• **WRITTEN REQUEST**: Repeat exactly each line of the data provided below.

• **RECORDS FOR THIS TASK**:
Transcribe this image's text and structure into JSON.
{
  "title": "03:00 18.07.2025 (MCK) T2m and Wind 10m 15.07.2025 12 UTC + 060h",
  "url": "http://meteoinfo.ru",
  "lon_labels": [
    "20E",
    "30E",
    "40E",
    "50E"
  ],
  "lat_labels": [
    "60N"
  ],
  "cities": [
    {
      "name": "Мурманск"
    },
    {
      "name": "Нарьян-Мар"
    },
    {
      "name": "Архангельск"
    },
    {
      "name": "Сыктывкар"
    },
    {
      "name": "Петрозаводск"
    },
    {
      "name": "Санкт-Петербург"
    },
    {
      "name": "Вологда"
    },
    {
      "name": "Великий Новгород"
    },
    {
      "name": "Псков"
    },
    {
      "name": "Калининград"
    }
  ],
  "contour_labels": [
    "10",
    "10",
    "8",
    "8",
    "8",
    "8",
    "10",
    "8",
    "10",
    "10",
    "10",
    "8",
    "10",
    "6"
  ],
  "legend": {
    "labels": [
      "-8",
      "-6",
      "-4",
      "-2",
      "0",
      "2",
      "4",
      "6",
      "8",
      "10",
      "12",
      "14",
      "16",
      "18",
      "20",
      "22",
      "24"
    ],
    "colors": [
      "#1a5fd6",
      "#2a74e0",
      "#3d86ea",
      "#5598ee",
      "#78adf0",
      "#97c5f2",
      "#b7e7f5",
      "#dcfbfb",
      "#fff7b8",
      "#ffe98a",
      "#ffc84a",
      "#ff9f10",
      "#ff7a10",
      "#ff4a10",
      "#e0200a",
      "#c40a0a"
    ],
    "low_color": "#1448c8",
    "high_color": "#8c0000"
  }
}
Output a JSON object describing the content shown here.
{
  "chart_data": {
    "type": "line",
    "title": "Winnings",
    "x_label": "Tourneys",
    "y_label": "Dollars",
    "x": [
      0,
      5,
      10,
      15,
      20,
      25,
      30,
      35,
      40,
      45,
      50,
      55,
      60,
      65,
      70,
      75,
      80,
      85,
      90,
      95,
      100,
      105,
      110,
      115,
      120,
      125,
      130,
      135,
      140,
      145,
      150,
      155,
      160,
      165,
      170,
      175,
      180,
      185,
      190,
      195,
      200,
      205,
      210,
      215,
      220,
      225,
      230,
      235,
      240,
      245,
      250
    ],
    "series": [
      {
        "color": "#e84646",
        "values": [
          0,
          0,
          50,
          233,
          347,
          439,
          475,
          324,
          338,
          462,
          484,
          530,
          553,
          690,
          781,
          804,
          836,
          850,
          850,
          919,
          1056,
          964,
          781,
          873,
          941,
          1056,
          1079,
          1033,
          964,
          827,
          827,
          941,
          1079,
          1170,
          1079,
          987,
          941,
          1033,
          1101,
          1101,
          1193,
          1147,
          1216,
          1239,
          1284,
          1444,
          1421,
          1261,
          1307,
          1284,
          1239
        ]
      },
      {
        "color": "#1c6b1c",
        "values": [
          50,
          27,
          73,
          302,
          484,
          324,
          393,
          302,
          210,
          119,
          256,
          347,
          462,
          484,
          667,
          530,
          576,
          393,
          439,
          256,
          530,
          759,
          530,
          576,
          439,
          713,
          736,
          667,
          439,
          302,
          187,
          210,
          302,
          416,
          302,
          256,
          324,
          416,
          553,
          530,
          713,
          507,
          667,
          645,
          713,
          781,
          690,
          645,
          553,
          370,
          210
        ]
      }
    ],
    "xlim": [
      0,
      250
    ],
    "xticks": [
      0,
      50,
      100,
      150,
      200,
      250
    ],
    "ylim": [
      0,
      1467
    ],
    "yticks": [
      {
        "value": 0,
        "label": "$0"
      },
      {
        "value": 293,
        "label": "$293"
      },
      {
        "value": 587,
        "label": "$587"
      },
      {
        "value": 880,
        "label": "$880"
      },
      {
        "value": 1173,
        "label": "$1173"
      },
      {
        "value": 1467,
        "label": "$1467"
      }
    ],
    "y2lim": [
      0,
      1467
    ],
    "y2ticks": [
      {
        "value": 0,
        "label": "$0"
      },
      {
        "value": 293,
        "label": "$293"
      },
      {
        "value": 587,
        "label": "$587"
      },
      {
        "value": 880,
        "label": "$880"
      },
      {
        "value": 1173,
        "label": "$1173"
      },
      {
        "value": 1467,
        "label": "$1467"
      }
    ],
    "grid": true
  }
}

• **SOLUTION TO THIS EXERCISE**:
Transcribe this image's text and structure into JSON.
{
  "title": "03:00 18.07.2025 (MCK) T2m and Wind 10m 15.07.2025 12 UTC + 060h",
  "url": "http://meteoinfo.ru",
  "lon_labels": [
    "20E",
    "30E",
    "40E",
    "50E"
  ],
  "lat_labels": [
    "60N"
  ],
  "cities": [
    {
      "name": "Мурманск"
    },
    {
      "name": "Нарьян-Мар"
    },
    {
      "name": "Архангельск"
    },
    {
      "name": "Сыктывкар"
    },
    {
      "name": "Петрозаводск"
    },
    {
      "name": "Санкт-Петербург"
    },
    {
      "name": "Вологда"
    },
    {
      "name": "Великий Новгород"
    },
    {
      "name": "Псков"
    },
    {
      "name": "Калининград"
    }
  ],
  "contour_labels": [
    "10",
    "10",
    "8",
    "8",
    "8",
    "8",
    "10",
    "8",
    "10",
    "10",
    "10",
    "8",
    "10",
    "6"
  ],
  "legend": {
    "labels": [
      "-8",
      "-6",
      "-4",
      "-2",
      "0",
      "2",
      "4",
      "6",
      "8",
      "10",
      "12",
      "14",
      "16",
      "18",
      "20",
      "22",
      "24"
    ],
    "colors": [
      "#1a5fd6",
      "#2a74e0",
      "#3d86ea",
      "#5598ee",
      "#78adf0",
      "#97c5f2",
      "#b7e7f5",
      "#dcfbfb",
      "#fff7b8",
      "#ffe98a",
      "#ffc84a",
      "#ff9f10",
      "#ff7a10",
      "#ff4a10",
      "#e0200a",
      "#c40a0a"
    ],
    "low_color": "#1448c8",
    "high_color": "#8c0000"
  }
}
Output a JSON object describing the content shown here.
{
  "chart_data": {
    "type": "line",
    "title": "Winnings",
    "x_label": "Tourneys",
    "y_label": "Dollars",
    "x": [
      0,
      5,
      10,
      15,
      20,
      25,
      30,
      35,
      40,
      45,
      50,
      55,
      60,
      65,
      70,
      75,
      80,
      85,
      90,
      95,
      100,
      105,
      110,
      115,
      120,
      125,
      130,
      135,
      140,
      145,
      150,
      155,
      160,
      165,
      170,
      175,
      180,
      185,
      190,
      195,
      200,
      205,
      210,
      215,
      220,
      225,
      230,
      235,
      240,
      245,
      250
    ],
    "series": [
      {
        "color": "#e84646",
        "values": [
          0,
          0,
          50,
          233,
          347,
          439,
          475,
          324,
          338,
          462,
          484,
          530,
          553,
          690,
          781,
          804,
          836,
          850,
          850,
          919,
          1056,
          964,
          781,
          873,
          941,
          1056,
          1079,
          1033,
          964,
          827,
          827,
          941,
          1079,
          1170,
          1079,
          987,
          941,
          1033,
          1101,
          1101,
          1193,
          1147,
          1216,
          1239,
          1284,
          1444,
          1421,
          1261,
          1307,
          1284,
          1239
        ]
      },
      {
        "color": "#1c6b1c",
        "values": [
          50,
          27,
          73,
          302,
          484,
          324,
          393,
          302,
          210,
          119,
          256,
          347,
          462,
          484,
          667,
          530,
          576,
          393,
          439,
          256,
          530,
          759,
          530,
          576,
          439,
          713,
          736,
          667,
          439,
          302,
          187,
          210,
          302,
          416,
          302,
          256,
          324,
          416,
          553,
          530,
          713,
          507,
          667,
          645,
          713,
          781,
          690,
          645,
          553,
          370,
          210
        ]
      }
    ],
    "xlim": [
      0,
      250
    ],
    "xticks": [
      0,
      50,
      100,
      150,
      200,
      250
    ],
    "ylim": [
      0,
      1467
    ],
    "yticks": [
      {
        "value": 0,
        "label": "$0"
      },
      {
        "value": 293,
        "label": "$293"
      },
      {
        "value": 587,
        "label": "$587"
      },
      {
        "value": 880,
        "label": "$880"
      },
      {
        "value": 1173,
        "label": "$1173"
      },
      {
        "value": 1467,
        "label": "$1467"
      }
    ],
    "y2lim": [
      0,
      1467
    ],
    "y2ticks": [
      {
        "value": 0,
        "label": "$0"
      },
      {
        "value": 293,
        "label": "$293"
      },
      {
        "value": 587,
        "label": "$587"
      },
      {
        "value": 880,
        "label": "$880"
      },
      {
        "value": 1173,
        "label": "$1173"
      },
      {
        "value": 1467,
        "label": "$1467"
      }
    ],
    "grid": true
  }
}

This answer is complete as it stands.